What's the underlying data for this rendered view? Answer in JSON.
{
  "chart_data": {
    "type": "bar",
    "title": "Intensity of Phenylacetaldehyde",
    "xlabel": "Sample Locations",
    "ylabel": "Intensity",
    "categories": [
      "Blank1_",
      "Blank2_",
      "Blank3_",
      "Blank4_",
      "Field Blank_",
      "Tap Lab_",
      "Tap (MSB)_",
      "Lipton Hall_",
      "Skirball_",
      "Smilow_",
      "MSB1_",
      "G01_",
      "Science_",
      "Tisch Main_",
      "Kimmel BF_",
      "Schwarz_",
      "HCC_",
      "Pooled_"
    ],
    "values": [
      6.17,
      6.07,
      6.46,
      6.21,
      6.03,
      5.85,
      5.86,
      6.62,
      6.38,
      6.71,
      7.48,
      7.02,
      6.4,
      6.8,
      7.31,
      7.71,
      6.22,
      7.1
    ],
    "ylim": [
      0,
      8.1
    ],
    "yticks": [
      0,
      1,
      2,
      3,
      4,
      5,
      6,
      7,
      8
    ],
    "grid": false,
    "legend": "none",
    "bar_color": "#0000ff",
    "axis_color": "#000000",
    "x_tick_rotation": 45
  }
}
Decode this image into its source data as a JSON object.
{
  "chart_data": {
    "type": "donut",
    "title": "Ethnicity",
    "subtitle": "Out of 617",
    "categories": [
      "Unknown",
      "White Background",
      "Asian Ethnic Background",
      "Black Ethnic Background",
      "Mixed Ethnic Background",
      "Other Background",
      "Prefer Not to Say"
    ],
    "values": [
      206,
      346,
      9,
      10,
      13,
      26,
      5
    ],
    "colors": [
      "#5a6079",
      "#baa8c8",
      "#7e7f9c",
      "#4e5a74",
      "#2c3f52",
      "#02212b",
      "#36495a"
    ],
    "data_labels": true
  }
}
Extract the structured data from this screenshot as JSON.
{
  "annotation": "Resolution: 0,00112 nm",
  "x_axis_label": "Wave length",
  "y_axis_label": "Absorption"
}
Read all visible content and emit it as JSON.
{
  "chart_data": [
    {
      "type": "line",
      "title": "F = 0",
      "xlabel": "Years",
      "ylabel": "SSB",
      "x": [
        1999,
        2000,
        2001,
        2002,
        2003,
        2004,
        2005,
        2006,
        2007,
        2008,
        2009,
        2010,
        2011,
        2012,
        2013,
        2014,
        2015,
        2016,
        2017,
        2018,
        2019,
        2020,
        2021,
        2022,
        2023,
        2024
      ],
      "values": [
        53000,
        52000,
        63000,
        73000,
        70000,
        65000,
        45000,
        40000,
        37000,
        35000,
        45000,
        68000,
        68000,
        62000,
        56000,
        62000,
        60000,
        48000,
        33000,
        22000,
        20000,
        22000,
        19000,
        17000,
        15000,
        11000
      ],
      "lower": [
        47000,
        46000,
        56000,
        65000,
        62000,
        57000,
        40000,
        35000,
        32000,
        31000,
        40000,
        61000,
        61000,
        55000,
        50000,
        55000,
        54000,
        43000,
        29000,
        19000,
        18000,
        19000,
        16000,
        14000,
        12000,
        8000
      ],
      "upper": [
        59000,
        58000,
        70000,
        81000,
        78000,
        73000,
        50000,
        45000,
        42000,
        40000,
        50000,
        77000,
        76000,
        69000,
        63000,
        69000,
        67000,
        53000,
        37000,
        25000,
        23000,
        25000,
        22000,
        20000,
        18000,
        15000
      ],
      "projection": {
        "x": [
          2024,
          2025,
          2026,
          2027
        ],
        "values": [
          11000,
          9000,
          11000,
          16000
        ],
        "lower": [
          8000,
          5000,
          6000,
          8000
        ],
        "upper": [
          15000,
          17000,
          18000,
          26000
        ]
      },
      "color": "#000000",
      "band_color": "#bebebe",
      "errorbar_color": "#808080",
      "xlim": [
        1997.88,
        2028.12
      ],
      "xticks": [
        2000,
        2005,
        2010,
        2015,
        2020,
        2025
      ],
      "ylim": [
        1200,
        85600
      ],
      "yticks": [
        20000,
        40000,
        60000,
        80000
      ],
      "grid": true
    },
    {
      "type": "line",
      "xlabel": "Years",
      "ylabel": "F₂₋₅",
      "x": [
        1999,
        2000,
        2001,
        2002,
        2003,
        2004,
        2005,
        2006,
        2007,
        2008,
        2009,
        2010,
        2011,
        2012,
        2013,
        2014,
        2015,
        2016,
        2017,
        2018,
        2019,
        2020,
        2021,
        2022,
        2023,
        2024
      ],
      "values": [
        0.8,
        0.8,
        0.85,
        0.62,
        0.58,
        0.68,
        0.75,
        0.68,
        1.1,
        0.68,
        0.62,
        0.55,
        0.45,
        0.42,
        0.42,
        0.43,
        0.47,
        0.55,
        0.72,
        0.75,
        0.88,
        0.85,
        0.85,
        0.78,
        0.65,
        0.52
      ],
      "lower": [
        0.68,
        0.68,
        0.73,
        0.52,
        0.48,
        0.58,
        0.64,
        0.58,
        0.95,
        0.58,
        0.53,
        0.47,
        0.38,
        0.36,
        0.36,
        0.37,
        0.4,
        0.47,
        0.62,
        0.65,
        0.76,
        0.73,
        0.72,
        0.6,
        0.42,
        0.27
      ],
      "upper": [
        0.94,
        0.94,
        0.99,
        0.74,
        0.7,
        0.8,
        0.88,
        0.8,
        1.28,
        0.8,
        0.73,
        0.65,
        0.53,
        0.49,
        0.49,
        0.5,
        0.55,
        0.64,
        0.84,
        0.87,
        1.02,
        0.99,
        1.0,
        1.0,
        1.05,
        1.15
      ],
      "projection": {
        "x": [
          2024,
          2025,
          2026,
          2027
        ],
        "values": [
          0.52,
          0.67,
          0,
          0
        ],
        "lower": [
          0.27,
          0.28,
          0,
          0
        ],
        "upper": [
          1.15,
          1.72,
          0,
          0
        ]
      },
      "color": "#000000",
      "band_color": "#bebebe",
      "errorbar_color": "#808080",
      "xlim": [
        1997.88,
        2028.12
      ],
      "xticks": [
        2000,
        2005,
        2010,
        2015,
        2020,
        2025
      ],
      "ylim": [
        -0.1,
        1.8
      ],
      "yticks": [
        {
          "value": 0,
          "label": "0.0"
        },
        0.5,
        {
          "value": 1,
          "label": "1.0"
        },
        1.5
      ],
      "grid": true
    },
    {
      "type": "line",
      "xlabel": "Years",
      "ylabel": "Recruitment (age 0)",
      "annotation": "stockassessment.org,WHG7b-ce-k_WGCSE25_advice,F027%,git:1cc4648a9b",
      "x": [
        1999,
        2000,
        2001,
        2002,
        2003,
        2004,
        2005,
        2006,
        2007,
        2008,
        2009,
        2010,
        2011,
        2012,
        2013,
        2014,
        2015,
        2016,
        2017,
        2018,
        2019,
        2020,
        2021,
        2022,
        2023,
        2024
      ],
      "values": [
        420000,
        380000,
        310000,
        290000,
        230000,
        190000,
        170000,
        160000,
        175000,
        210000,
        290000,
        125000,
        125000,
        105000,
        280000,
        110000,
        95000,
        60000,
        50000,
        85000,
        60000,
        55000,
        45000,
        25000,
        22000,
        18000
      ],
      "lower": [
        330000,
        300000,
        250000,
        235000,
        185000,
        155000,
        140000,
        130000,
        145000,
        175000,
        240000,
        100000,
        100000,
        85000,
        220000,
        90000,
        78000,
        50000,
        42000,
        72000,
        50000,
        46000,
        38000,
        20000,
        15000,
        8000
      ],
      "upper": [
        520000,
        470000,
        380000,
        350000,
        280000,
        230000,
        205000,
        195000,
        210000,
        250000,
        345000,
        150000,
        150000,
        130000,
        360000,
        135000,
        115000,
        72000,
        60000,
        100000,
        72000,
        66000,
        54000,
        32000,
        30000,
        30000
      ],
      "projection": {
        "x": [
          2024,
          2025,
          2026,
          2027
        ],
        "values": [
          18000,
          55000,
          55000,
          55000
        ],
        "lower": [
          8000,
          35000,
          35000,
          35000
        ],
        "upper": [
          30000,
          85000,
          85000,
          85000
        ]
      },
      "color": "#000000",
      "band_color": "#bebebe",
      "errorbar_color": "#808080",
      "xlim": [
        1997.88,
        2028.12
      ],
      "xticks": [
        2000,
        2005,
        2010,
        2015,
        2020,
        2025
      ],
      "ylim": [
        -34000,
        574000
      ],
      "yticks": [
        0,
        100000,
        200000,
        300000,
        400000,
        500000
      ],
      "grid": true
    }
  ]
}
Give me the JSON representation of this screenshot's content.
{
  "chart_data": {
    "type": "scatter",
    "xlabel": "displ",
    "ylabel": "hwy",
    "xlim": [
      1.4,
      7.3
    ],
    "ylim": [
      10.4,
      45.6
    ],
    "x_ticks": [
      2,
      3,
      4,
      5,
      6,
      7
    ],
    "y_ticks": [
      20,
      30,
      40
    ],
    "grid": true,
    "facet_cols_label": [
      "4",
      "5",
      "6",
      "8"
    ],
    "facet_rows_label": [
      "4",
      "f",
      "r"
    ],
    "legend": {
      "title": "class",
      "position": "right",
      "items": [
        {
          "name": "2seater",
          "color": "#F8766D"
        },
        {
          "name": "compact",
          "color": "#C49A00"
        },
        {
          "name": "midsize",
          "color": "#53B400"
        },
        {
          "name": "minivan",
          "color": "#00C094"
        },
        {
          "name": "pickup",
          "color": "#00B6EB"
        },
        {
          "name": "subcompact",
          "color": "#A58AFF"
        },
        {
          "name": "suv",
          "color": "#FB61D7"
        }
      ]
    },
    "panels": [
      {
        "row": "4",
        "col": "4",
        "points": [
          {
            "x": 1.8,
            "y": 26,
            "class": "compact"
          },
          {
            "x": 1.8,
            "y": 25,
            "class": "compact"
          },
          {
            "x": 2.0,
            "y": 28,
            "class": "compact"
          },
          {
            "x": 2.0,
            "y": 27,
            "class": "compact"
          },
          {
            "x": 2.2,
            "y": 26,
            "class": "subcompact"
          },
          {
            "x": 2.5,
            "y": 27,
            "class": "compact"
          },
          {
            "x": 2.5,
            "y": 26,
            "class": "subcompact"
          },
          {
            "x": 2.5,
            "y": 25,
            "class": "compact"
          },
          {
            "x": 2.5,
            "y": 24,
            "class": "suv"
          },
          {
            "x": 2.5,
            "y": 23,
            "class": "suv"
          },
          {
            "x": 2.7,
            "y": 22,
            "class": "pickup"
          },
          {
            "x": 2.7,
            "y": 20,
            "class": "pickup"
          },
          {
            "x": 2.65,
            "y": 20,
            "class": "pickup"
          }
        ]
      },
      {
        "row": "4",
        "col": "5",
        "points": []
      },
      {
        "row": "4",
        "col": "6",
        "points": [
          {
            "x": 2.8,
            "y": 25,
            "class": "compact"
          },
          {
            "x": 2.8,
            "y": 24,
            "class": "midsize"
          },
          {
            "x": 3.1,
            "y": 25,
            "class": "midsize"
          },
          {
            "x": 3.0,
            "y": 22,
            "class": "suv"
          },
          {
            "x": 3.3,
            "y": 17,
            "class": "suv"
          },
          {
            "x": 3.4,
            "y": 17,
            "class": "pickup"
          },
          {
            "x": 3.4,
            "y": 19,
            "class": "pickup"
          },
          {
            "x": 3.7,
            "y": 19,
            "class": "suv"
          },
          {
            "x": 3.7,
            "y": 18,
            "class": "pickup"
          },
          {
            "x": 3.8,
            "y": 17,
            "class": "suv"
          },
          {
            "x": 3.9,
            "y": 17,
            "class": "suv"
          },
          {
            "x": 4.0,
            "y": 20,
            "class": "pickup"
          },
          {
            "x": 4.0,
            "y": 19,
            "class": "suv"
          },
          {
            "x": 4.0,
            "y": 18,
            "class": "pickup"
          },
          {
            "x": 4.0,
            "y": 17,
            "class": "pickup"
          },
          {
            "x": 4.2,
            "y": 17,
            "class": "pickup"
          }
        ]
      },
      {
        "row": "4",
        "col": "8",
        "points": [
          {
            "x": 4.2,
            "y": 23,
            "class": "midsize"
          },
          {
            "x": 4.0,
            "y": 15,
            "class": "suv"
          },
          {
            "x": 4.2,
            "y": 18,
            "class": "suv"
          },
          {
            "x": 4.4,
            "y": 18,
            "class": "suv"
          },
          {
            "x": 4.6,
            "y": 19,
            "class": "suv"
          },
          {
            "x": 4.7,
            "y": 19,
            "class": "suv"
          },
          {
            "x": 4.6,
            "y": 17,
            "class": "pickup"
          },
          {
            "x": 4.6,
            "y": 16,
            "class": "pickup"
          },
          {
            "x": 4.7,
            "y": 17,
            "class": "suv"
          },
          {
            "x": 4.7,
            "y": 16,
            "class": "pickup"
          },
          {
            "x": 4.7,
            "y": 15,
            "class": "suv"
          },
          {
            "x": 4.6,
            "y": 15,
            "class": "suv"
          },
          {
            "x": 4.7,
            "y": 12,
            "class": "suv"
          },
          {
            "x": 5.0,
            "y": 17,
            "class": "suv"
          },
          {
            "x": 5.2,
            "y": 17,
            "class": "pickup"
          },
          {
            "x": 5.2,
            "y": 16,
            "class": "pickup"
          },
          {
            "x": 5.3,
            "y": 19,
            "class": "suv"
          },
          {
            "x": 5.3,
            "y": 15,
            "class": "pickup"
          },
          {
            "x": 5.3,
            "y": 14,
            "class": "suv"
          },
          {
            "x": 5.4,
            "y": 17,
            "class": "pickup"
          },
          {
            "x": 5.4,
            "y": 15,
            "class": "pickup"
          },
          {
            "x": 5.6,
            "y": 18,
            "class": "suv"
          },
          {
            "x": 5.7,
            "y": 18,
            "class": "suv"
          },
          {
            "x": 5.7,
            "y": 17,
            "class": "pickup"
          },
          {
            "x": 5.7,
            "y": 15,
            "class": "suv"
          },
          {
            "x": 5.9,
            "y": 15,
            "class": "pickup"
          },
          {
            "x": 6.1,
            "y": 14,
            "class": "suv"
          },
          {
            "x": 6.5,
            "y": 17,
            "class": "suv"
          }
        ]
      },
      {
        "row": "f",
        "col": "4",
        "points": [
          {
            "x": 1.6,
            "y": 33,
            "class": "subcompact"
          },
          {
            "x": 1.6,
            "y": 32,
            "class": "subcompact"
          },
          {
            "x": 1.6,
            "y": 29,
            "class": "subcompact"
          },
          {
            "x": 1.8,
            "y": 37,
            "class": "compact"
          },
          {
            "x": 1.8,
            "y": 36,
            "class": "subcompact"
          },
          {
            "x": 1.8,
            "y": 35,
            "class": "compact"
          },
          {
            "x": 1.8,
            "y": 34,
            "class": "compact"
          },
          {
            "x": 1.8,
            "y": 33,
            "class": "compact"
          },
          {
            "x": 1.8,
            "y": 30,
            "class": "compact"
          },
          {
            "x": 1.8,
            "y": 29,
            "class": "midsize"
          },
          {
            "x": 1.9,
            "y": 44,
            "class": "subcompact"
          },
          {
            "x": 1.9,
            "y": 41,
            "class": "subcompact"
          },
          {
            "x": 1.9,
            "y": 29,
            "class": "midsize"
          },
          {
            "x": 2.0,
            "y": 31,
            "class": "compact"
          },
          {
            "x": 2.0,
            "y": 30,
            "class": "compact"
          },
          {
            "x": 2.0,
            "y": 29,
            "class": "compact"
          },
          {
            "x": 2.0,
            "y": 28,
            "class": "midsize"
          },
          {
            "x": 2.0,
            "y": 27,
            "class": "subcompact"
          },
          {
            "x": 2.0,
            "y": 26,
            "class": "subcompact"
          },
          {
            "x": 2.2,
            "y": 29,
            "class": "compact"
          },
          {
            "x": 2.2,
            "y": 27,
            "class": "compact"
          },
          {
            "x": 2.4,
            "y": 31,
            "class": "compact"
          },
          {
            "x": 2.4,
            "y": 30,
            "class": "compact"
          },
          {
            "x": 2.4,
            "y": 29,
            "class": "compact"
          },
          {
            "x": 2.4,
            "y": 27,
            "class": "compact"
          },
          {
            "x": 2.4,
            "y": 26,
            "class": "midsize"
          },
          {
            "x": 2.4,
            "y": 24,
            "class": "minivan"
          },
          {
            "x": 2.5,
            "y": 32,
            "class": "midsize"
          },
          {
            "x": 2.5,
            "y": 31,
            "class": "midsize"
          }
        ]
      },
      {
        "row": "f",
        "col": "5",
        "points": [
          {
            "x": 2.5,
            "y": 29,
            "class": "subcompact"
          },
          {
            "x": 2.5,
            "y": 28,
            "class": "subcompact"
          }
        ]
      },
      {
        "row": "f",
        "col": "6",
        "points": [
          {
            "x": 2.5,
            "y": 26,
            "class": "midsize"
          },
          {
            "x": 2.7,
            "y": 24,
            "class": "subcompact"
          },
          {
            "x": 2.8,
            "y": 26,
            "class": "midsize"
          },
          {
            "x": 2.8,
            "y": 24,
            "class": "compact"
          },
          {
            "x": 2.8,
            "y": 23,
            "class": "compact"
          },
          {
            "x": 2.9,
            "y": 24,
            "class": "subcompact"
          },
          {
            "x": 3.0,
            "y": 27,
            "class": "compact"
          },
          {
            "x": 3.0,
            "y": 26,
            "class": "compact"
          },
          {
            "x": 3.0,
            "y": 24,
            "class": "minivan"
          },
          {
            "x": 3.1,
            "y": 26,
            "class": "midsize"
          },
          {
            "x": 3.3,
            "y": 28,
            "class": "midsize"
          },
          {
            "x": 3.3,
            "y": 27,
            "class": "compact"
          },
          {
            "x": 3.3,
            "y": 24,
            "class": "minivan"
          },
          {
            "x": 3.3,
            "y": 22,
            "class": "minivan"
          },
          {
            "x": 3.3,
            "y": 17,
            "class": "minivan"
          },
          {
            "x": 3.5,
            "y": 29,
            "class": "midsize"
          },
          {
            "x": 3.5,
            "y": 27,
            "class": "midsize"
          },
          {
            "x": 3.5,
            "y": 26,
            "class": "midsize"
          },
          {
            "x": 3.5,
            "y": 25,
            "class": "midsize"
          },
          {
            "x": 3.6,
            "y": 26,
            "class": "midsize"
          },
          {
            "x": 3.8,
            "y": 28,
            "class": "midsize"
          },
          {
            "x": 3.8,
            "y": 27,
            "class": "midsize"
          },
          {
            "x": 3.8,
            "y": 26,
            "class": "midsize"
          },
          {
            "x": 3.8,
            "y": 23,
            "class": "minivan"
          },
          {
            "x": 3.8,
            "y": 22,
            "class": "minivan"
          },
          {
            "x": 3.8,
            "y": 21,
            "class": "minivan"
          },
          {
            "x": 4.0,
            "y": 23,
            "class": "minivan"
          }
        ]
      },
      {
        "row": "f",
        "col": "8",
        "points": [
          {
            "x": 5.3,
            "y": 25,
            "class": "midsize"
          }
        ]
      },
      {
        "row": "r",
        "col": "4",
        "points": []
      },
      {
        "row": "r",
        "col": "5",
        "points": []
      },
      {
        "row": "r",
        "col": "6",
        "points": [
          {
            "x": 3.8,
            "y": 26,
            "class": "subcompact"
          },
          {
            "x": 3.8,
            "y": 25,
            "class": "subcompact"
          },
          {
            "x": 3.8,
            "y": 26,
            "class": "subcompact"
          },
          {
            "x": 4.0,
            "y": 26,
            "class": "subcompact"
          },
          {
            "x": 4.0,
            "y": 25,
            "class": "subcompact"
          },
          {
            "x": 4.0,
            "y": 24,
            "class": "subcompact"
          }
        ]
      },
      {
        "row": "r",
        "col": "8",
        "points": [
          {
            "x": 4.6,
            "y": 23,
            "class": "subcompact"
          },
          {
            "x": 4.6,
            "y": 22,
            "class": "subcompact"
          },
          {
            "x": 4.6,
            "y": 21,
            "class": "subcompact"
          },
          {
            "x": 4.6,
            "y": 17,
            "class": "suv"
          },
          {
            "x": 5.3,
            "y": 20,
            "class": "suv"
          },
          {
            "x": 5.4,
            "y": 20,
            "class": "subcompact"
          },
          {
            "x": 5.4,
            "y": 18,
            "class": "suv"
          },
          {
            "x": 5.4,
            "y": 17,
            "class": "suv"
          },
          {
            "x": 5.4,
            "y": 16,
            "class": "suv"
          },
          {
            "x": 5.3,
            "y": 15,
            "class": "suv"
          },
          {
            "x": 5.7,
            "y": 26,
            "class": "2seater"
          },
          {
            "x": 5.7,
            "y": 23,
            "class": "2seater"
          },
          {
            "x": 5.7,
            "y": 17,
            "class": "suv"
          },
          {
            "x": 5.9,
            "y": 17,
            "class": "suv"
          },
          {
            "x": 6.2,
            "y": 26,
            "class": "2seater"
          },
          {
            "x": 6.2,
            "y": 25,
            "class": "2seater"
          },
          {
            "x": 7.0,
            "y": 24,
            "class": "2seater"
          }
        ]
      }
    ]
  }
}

» Exercise goal
Extract every line of the records above that contains the word "screenshot".

» The solution
Extract the structured data from this screenshot as JSON.
Give me the JSON representation of this screenshot's content.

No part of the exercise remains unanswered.